Task description
Lay out the listing as a JSON list of strings, one string per line and no blank lines, starting at its first line and ending at the line that contains "text-line: 作品相关 (21, 58, 83, 73)".

Input records
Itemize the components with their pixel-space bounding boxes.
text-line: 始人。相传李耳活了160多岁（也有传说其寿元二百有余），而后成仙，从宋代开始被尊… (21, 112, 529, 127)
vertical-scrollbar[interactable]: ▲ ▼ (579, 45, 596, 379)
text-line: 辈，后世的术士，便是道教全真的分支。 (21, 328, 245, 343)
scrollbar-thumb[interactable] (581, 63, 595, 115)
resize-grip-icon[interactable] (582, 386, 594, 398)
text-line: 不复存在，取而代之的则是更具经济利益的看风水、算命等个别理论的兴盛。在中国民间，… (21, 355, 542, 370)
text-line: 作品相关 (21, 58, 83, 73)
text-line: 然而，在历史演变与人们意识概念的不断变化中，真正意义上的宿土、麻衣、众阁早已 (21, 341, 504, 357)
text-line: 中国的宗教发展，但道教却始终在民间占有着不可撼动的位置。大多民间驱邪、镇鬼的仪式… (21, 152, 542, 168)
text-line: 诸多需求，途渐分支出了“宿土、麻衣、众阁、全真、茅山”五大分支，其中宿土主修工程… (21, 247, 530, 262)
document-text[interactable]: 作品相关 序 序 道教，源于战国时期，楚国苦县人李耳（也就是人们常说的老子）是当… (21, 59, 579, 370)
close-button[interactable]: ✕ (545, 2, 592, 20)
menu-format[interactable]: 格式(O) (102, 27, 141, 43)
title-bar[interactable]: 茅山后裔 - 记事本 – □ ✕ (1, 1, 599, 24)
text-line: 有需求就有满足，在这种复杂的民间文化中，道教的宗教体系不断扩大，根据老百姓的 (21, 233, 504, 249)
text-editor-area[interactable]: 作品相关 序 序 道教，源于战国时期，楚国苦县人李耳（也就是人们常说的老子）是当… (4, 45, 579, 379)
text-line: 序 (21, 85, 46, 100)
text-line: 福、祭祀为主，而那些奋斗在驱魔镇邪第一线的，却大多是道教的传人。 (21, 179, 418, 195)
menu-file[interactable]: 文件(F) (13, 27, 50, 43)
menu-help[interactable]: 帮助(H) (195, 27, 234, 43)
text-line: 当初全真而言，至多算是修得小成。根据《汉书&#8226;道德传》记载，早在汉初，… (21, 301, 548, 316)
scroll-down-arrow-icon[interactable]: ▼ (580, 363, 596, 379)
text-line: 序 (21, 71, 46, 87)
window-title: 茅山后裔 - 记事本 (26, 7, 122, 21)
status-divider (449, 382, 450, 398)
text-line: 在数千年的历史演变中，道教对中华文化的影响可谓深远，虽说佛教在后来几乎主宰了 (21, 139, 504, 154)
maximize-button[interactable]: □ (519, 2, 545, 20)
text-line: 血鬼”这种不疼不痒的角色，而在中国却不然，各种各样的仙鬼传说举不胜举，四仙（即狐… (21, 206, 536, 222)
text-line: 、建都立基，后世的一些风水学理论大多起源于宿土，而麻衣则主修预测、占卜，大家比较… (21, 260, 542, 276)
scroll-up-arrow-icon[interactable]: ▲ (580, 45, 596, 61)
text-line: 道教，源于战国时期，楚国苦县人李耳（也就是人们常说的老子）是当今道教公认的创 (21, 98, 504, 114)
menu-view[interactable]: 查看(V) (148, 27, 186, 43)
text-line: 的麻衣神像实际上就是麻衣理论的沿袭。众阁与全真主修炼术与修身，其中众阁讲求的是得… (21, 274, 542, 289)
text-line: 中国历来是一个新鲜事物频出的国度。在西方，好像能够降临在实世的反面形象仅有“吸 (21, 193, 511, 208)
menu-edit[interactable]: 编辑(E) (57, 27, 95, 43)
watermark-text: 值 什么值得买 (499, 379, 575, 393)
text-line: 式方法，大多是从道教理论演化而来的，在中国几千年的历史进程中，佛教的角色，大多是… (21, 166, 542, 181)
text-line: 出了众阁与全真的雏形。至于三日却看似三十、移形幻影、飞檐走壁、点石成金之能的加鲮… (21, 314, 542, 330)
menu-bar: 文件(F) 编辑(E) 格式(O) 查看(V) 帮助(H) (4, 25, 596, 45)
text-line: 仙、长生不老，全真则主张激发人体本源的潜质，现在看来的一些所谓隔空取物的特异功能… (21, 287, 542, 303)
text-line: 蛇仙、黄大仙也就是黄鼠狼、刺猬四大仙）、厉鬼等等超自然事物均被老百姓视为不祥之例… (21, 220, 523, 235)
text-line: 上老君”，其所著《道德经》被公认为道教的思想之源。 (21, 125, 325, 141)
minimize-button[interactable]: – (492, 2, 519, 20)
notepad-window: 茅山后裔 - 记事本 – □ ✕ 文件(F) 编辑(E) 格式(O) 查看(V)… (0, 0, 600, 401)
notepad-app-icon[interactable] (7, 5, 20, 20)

Written solution
[
  "Itemize the components with their pixel-space bounding boxes.",
  "text-line: 始人。相传李耳活了160多岁（也有传说其寿元二百有余），而后成仙，从宋代开始被尊… (21, 112, 529, 127)",
  "vertical-scrollbar[interactable]: ▲ ▼ (579, 45, 596, 379)",
  "text-line: 辈，后世的术士，便是道教全真的分支。 (21, 328, 245, 343)",
  "scrollbar-thumb[interactable] (581, 63, 595, 115)",
  "resize-grip-icon[interactable] (582, 386, 594, 398)",
  "text-line: 不复存在，取而代之的则是更具经济利益的看风水、算命等个别理论的兴盛。在中国民间，… (21, 355, 542, 370)",
  "text-line: 作品相关 (21, 58, 83, 73)"
]